--- MATERIAL FOR THIS EXERCISE ---
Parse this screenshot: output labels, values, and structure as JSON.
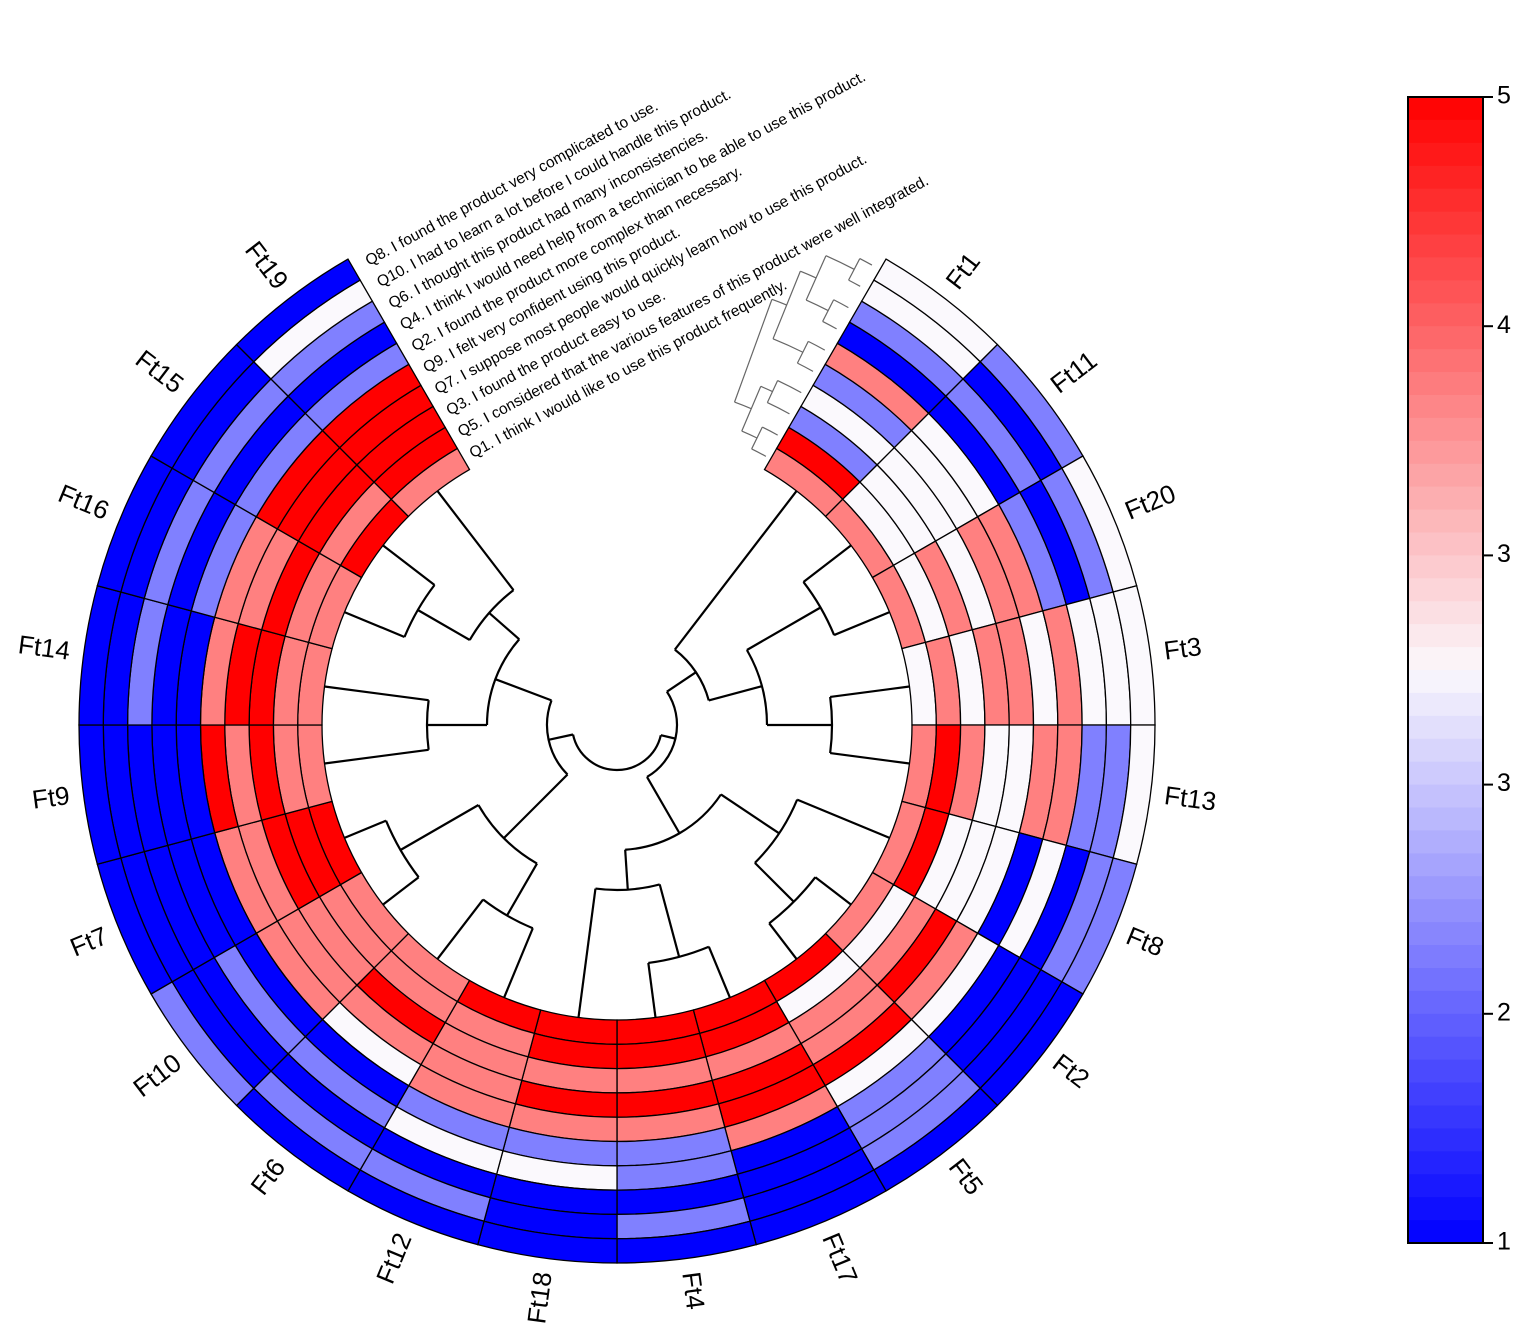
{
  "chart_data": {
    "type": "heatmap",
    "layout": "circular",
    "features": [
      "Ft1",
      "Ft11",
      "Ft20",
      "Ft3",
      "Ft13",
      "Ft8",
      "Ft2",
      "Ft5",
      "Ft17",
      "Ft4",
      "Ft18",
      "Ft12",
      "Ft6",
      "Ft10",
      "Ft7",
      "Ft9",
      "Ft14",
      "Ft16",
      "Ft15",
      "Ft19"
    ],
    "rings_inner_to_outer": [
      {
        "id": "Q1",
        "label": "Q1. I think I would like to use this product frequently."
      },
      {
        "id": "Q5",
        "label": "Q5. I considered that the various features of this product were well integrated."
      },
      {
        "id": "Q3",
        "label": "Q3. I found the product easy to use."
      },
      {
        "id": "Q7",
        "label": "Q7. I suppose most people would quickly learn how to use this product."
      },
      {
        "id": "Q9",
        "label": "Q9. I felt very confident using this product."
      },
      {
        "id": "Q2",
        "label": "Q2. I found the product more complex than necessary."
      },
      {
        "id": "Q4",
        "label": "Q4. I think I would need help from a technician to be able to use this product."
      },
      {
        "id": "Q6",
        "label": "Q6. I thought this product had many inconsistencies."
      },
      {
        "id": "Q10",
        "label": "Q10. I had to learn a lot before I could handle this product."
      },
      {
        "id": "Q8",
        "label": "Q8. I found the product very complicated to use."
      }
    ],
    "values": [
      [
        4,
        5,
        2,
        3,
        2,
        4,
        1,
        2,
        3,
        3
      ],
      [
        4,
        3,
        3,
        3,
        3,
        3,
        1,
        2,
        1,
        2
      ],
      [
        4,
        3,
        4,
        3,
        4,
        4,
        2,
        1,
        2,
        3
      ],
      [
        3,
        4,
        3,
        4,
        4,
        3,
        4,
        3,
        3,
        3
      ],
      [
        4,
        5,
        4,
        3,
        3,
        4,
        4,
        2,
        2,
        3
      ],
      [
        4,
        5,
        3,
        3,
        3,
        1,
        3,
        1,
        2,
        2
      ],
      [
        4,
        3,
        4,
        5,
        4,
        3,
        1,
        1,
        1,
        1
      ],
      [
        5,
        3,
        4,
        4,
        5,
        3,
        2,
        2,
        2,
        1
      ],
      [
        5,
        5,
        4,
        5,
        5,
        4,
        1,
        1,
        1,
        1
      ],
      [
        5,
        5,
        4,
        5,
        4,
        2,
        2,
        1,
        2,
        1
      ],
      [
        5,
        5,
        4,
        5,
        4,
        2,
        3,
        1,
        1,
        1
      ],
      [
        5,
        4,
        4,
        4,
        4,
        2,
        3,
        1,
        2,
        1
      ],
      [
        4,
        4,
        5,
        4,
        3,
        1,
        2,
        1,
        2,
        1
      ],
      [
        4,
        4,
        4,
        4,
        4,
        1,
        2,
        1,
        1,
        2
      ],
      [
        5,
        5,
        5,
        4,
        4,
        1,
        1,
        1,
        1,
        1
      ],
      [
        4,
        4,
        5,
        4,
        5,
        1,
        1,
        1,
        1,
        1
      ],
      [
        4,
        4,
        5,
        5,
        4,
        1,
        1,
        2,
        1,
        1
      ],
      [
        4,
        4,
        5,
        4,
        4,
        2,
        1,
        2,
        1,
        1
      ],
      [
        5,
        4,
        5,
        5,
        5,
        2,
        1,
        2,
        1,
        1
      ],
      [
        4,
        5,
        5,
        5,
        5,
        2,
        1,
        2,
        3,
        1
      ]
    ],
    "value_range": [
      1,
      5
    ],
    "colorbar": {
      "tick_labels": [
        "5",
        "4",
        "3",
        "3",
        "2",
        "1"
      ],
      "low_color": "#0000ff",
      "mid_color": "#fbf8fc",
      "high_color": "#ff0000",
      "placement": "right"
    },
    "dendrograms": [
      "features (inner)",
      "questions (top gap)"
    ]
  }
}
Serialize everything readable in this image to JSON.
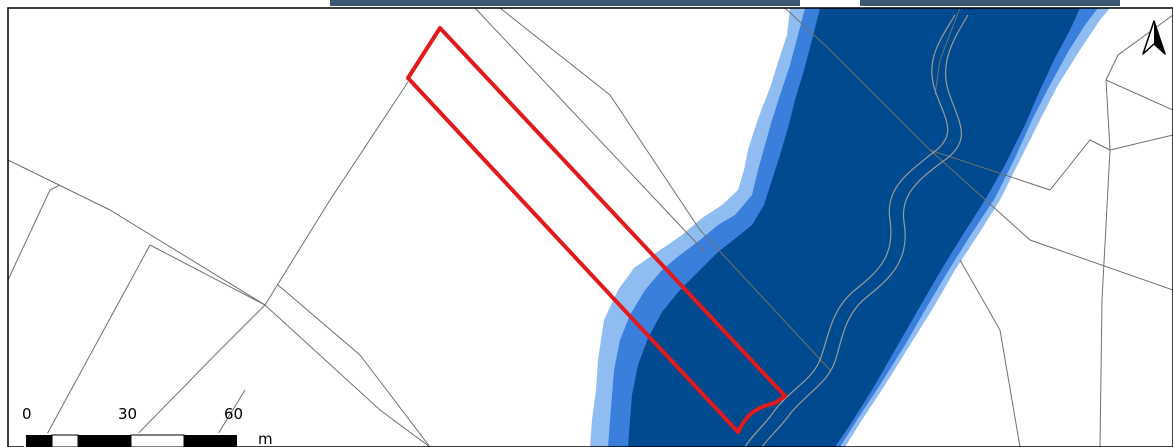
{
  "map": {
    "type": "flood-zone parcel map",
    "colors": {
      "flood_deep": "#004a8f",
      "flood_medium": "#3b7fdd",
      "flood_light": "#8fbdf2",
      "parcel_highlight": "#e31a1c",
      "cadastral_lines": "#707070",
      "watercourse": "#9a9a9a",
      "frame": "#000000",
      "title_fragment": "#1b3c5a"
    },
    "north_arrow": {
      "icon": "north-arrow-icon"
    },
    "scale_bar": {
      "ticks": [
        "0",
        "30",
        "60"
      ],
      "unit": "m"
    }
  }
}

--- EXERCISE REQUIREMENTS ---
Reproduce the material in its entirety and word for word, without the pictures.

--- CORRECT RESPONSE ---
Parse this screenshot: output labels, values, and structure as JSON.
{
  "chart_data": {
    "type": "heatmap",
    "layout": "circular",
    "features": [
      "Ft1",
      "Ft11",
      "Ft20",
      "Ft3",
      "Ft13",
      "Ft8",
      "Ft2",
      "Ft5",
      "Ft17",
      "Ft4",
      "Ft18",
      "Ft12",
      "Ft6",
      "Ft10",
      "Ft7",
      "Ft9",
      "Ft14",
      "Ft16",
      "Ft15",
      "Ft19"
    ],
    "rings_inner_to_outer": [
      {
        "id": "Q1",
        "label": "Q1. I think I would like to use this product frequently."
      },
      {
        "id": "Q5",
        "label": "Q5. I considered that the various features of this product were well integrated."
      },
      {
        "id": "Q3",
        "label": "Q3. I found the product easy to use."
      },
      {
        "id": "Q7",
        "label": "Q7. I suppose most people would quickly learn how to use this product."
      },
      {
        "id": "Q9",
        "label": "Q9. I felt very confident using this product."
      },
      {
        "id": "Q2",
        "label": "Q2. I found the product more complex than necessary."
      },
      {
        "id": "Q4",
        "label": "Q4. I think I would need help from a technician to be able to use this product."
      },
      {
        "id": "Q6",
        "label": "Q6. I thought this product had many inconsistencies."
      },
      {
        "id": "Q10",
        "label": "Q10. I had to learn a lot before I could handle this product."
      },
      {
        "id": "Q8",
        "label": "Q8. I found the product very complicated to use."
      }
    ],
    "values": [
      [
        4,
        5,
        2,
        3,
        2,
        4,
        1,
        2,
        3,
        3
      ],
      [
        4,
        3,
        3,
        3,
        3,
        3,
        1,
        2,
        1,
        2
      ],
      [
        4,
        3,
        4,
        3,
        4,
        4,
        2,
        1,
        2,
        3
      ],
      [
        3,
        4,
        3,
        4,
        4,
        3,
        4,
        3,
        3,
        3
      ],
      [
        4,
        5,
        4,
        3,
        3,
        4,
        4,
        2,
        2,
        3
      ],
      [
        4,
        5,
        3,
        3,
        3,
        1,
        3,
        1,
        2,
        2
      ],
      [
        4,
        3,
        4,
        5,
        4,
        3,
        1,
        1,
        1,
        1
      ],
      [
        5,
        3,
        4,
        4,
        5,
        3,
        2,
        2,
        2,
        1
      ],
      [
        5,
        5,
        4,
        5,
        5,
        4,
        1,
        1,
        1,
        1
      ],
      [
        5,
        5,
        4,
        5,
        4,
        2,
        2,
        1,
        2,
        1
      ],
      [
        5,
        5,
        4,
        5,
        4,
        2,
        3,
        1,
        1,
        1
      ],
      [
        5,
        4,
        4,
        4,
        4,
        2,
        3,
        1,
        2,
        1
      ],
      [
        4,
        4,
        5,
        4,
        3,
        1,
        2,
        1,
        2,
        1
      ],
      [
        4,
        4,
        4,
        4,
        4,
        1,
        2,
        1,
        1,
        2
      ],
      [
        5,
        5,
        5,
        4,
        4,
        1,
        1,
        1,
        1,
        1
      ],
      [
        4,
        4,
        5,
        4,
        5,
        1,
        1,
        1,
        1,
        1
      ],
      [
        4,
        4,
        5,
        5,
        4,
        1,
        1,
        2,
        1,
        1
      ],
      [
        4,
        4,
        5,
        4,
        4,
        2,
        1,
        2,
        1,
        1
      ],
      [
        5,
        4,
        5,
        5,
        5,
        2,
        1,
        2,
        1,
        1
      ],
      [
        4,
        5,
        5,
        5,
        5,
        2,
        1,
        2,
        3,
        1
      ]
    ],
    "value_range": [
      1,
      5
    ],
    "colorbar": {
      "tick_labels": [
        "5",
        "4",
        "3",
        "3",
        "2",
        "1"
      ],
      "low_color": "#0000ff",
      "mid_color": "#fbf8fc",
      "high_color": "#ff0000",
      "placement": "right"
    },
    "dendrograms": [
      "features (inner)",
      "questions (top gap)"
    ]
  }
}
Serialize everything readable in this image to JSON.
{
  "map": {
    "type": "flood-zone parcel map",
    "colors": {
      "flood_deep": "#004a8f",
      "flood_medium": "#3b7fdd",
      "flood_light": "#8fbdf2",
      "parcel_highlight": "#e31a1c",
      "cadastral_lines": "#707070",
      "watercourse": "#9a9a9a",
      "frame": "#000000",
      "title_fragment": "#1b3c5a"
    },
    "north_arrow": {
      "icon": "north-arrow-icon"
    },
    "scale_bar": {
      "ticks": [
        "0",
        "30",
        "60"
      ],
      "unit": "m"
    }
  }
}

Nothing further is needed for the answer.